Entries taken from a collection

┏━━

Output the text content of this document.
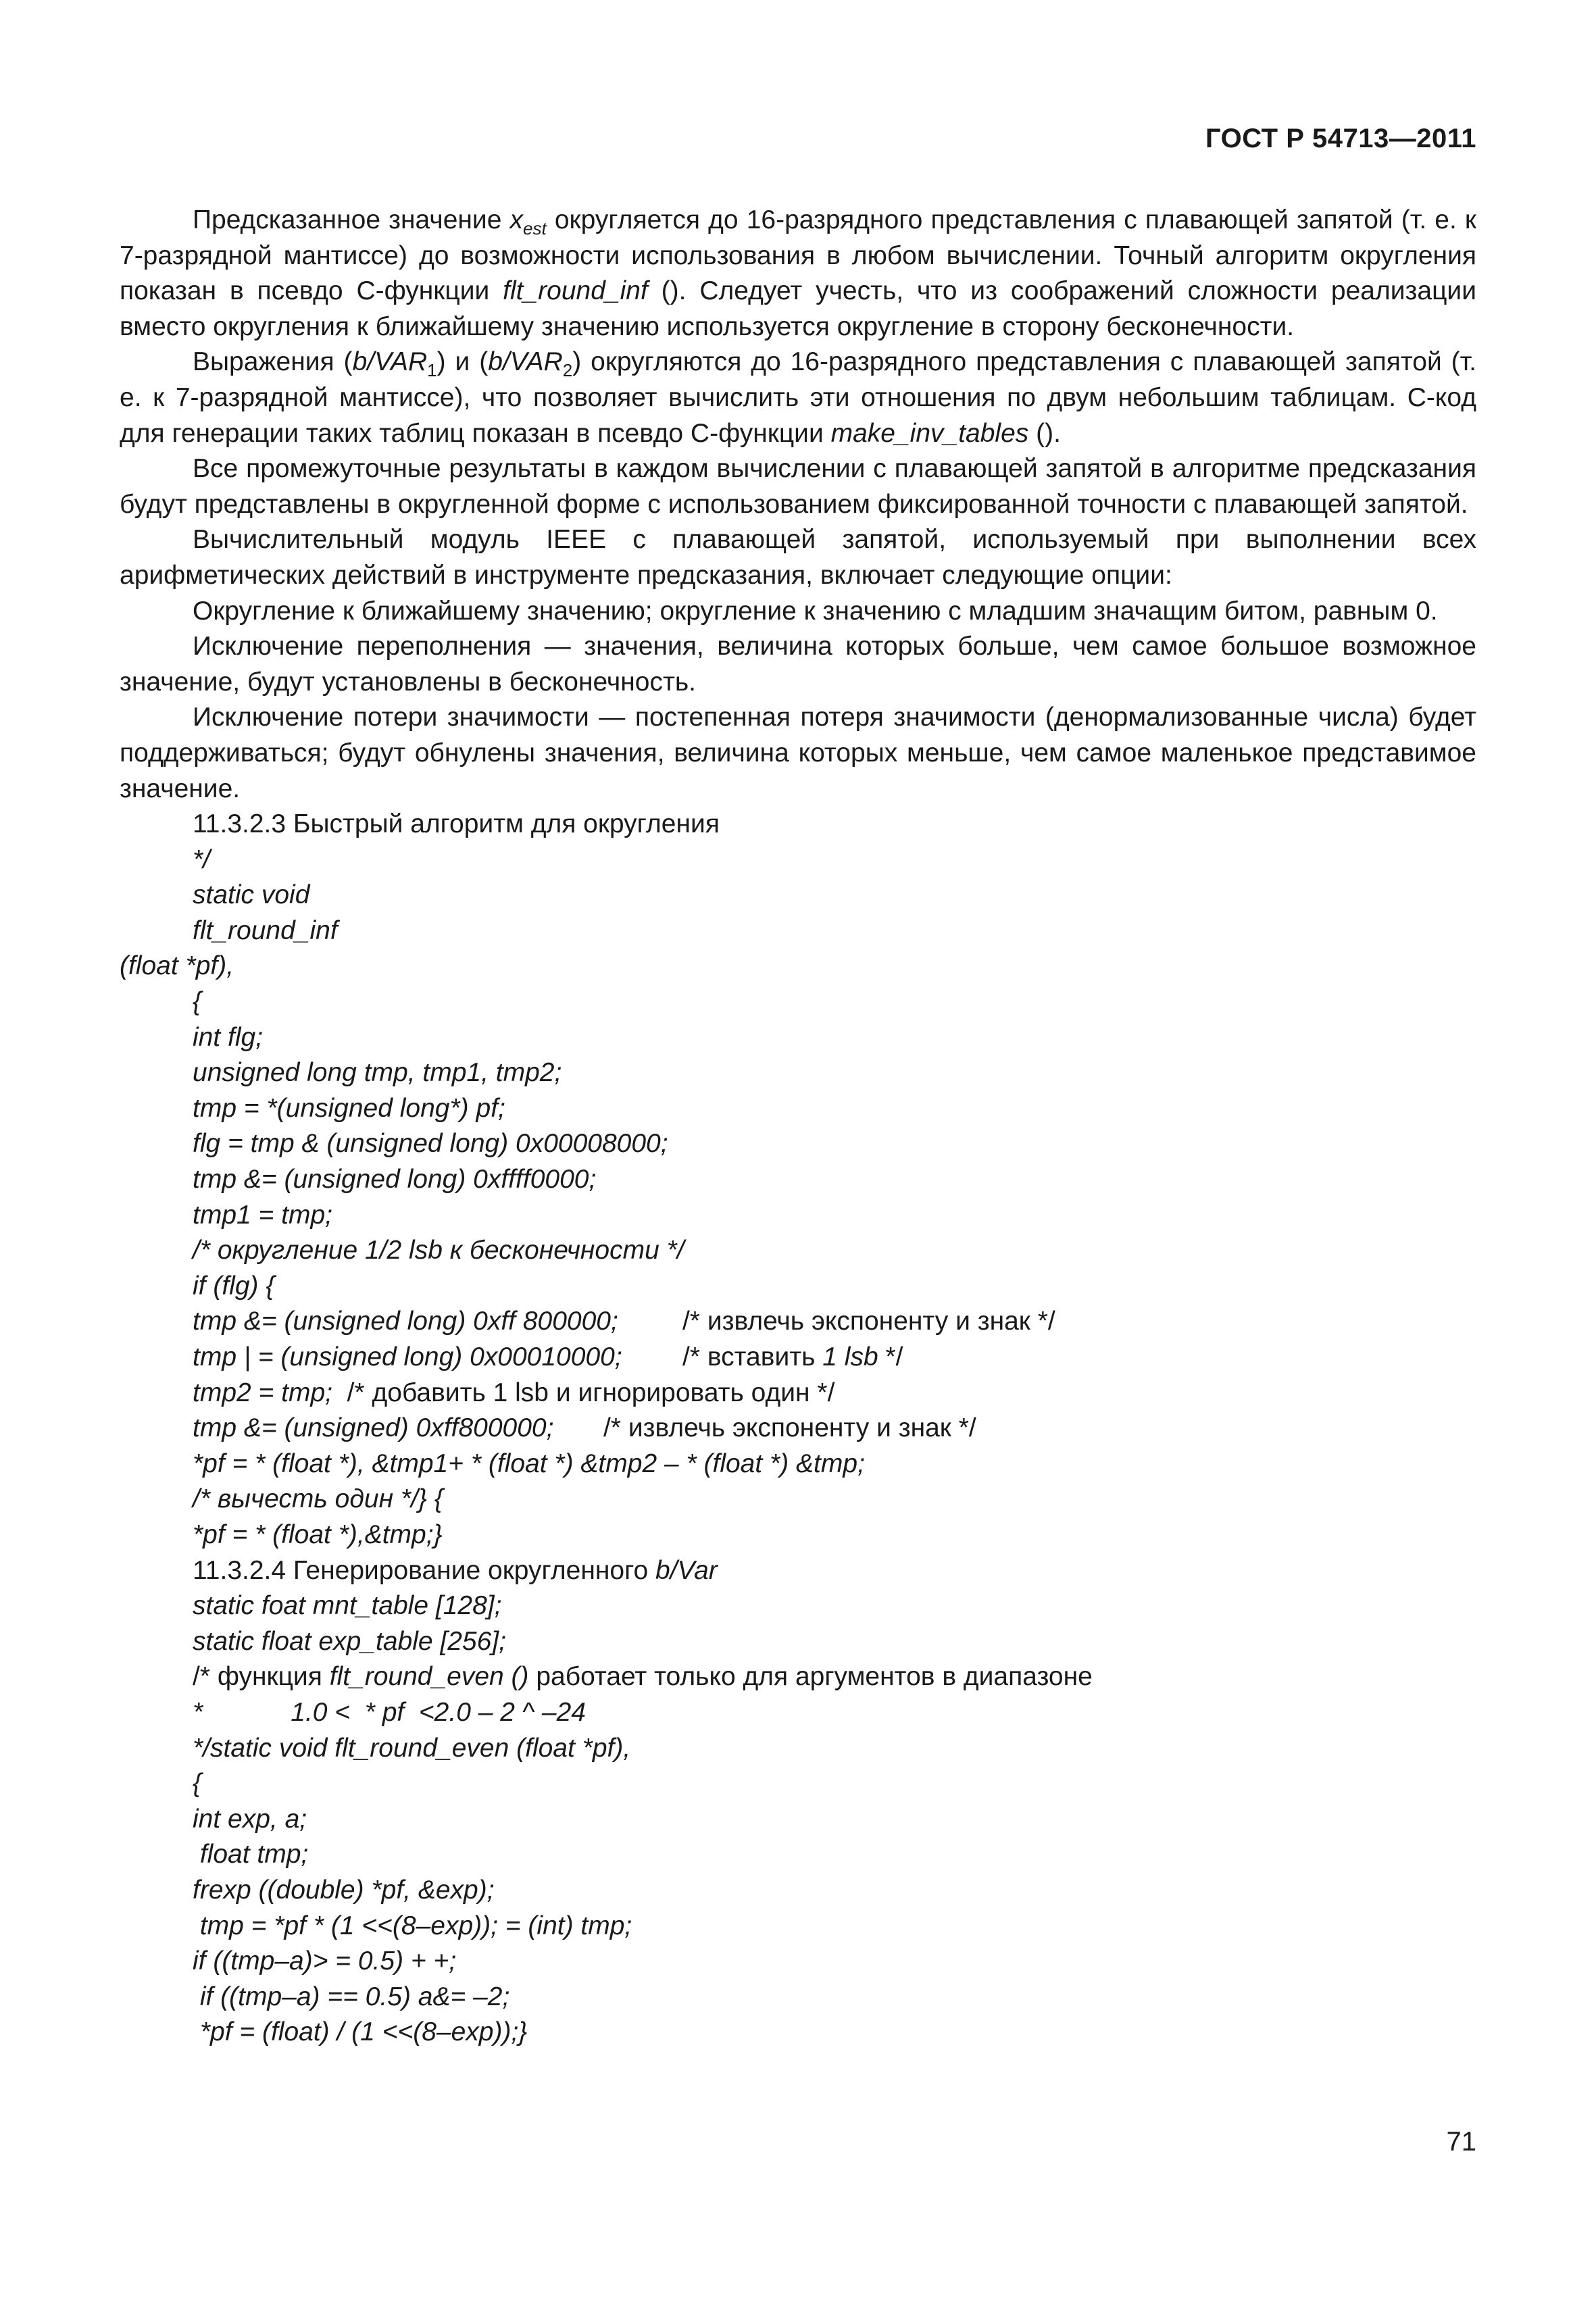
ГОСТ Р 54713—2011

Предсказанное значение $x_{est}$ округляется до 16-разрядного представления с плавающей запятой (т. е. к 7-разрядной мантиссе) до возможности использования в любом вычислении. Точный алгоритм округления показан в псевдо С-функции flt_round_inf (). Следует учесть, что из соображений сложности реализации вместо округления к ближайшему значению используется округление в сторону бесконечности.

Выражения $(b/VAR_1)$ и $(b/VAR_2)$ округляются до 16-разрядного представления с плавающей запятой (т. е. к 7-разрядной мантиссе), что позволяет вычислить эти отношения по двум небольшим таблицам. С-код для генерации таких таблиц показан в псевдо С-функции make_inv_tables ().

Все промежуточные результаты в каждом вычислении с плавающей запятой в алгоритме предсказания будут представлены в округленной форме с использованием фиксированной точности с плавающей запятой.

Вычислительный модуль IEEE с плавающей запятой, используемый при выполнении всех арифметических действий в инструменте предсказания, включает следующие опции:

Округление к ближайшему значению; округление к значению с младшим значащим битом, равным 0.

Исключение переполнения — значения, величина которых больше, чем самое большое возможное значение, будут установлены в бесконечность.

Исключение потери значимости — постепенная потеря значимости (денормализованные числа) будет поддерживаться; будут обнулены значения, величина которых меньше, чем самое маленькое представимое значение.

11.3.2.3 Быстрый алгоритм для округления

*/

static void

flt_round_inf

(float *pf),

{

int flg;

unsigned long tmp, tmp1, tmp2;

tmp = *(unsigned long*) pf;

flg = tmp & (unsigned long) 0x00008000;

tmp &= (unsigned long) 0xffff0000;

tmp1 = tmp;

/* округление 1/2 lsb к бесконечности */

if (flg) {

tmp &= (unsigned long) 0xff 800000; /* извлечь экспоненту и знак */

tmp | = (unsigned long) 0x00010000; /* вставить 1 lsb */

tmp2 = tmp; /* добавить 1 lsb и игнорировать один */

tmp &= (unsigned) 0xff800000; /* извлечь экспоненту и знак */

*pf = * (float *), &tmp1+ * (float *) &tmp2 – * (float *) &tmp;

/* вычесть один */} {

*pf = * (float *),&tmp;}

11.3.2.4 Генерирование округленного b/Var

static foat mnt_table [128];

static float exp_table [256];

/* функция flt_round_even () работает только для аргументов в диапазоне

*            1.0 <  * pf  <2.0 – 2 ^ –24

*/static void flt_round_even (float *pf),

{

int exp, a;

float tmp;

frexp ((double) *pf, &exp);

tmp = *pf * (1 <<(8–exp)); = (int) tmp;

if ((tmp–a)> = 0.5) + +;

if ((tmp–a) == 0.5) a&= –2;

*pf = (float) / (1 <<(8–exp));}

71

┗━━
┏━━

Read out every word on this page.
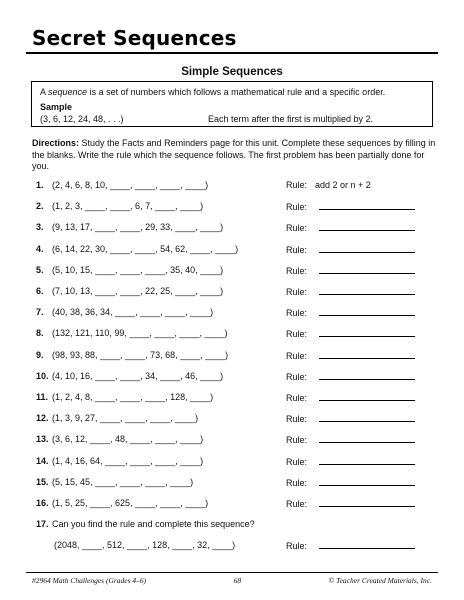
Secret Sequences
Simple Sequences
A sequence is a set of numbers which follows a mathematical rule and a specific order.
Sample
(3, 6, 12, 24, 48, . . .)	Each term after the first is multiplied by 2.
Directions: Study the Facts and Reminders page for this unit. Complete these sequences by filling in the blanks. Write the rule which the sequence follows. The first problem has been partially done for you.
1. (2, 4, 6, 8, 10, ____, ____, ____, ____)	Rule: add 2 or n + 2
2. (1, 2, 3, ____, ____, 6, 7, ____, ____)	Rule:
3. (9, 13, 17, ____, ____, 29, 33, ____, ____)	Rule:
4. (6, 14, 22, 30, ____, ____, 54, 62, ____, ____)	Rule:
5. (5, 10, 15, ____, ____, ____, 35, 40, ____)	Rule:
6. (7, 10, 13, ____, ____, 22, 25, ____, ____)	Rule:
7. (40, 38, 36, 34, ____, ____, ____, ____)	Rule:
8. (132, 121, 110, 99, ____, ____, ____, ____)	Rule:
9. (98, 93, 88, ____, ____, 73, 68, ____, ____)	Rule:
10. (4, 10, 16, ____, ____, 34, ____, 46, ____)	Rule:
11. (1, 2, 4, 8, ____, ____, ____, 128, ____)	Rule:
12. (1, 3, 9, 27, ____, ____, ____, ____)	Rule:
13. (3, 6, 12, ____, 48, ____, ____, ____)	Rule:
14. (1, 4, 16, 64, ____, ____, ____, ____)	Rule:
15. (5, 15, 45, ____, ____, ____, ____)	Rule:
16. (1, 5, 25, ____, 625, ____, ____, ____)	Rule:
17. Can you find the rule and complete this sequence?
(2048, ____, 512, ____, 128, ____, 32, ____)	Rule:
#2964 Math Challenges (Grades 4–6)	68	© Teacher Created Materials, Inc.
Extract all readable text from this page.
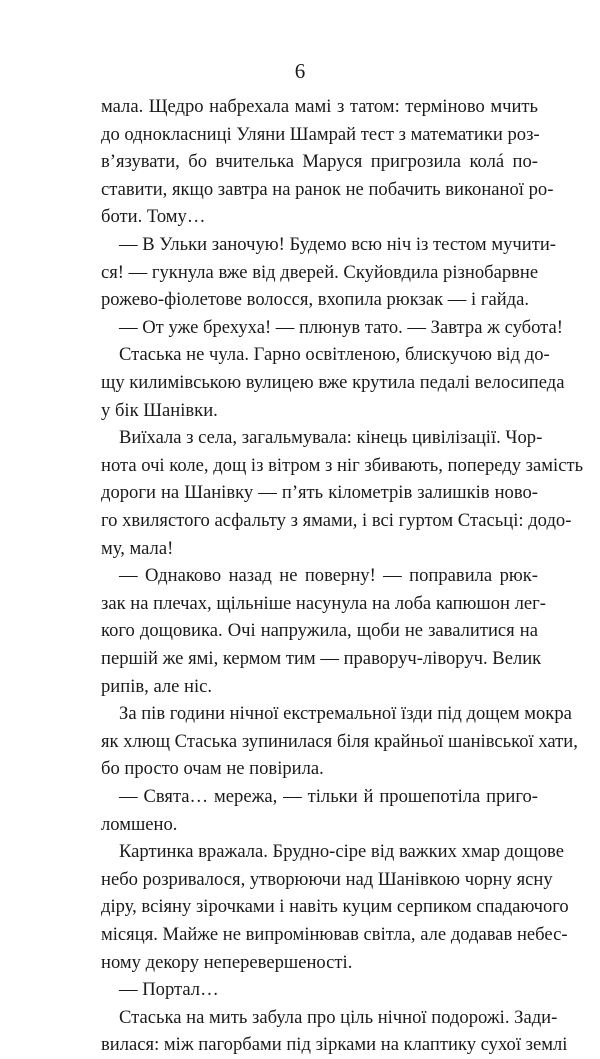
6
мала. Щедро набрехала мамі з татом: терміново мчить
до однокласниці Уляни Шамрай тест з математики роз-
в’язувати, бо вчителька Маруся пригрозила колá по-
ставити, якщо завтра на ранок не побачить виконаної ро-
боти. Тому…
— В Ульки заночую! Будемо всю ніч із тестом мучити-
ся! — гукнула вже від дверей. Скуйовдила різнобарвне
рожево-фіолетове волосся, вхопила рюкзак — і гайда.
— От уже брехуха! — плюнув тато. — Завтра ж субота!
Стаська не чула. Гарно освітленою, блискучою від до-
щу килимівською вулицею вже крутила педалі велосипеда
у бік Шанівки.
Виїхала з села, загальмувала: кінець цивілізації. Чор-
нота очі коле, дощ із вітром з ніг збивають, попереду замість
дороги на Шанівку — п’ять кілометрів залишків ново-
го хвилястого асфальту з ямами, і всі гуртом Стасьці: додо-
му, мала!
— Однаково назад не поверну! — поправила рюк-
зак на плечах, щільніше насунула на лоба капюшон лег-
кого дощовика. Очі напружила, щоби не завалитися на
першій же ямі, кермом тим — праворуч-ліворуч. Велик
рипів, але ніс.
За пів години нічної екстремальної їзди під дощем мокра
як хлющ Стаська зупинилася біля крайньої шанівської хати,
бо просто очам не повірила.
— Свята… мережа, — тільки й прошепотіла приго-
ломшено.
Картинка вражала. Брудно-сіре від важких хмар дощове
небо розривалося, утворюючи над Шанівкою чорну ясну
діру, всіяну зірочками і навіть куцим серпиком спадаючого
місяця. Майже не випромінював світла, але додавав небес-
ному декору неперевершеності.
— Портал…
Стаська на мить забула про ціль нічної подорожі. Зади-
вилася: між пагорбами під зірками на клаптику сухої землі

┗━━

### WHAT THE TASK REQUIRES
Filter the records, keeping only lines that contain "извлечь", and show those lines.

### OUTPUT BELOW
tmp &= (unsigned long) 0xff 800000; /* извлечь экспоненту и знак */
tmp &= (unsigned) 0xff800000; /* извлечь экспоненту и знак */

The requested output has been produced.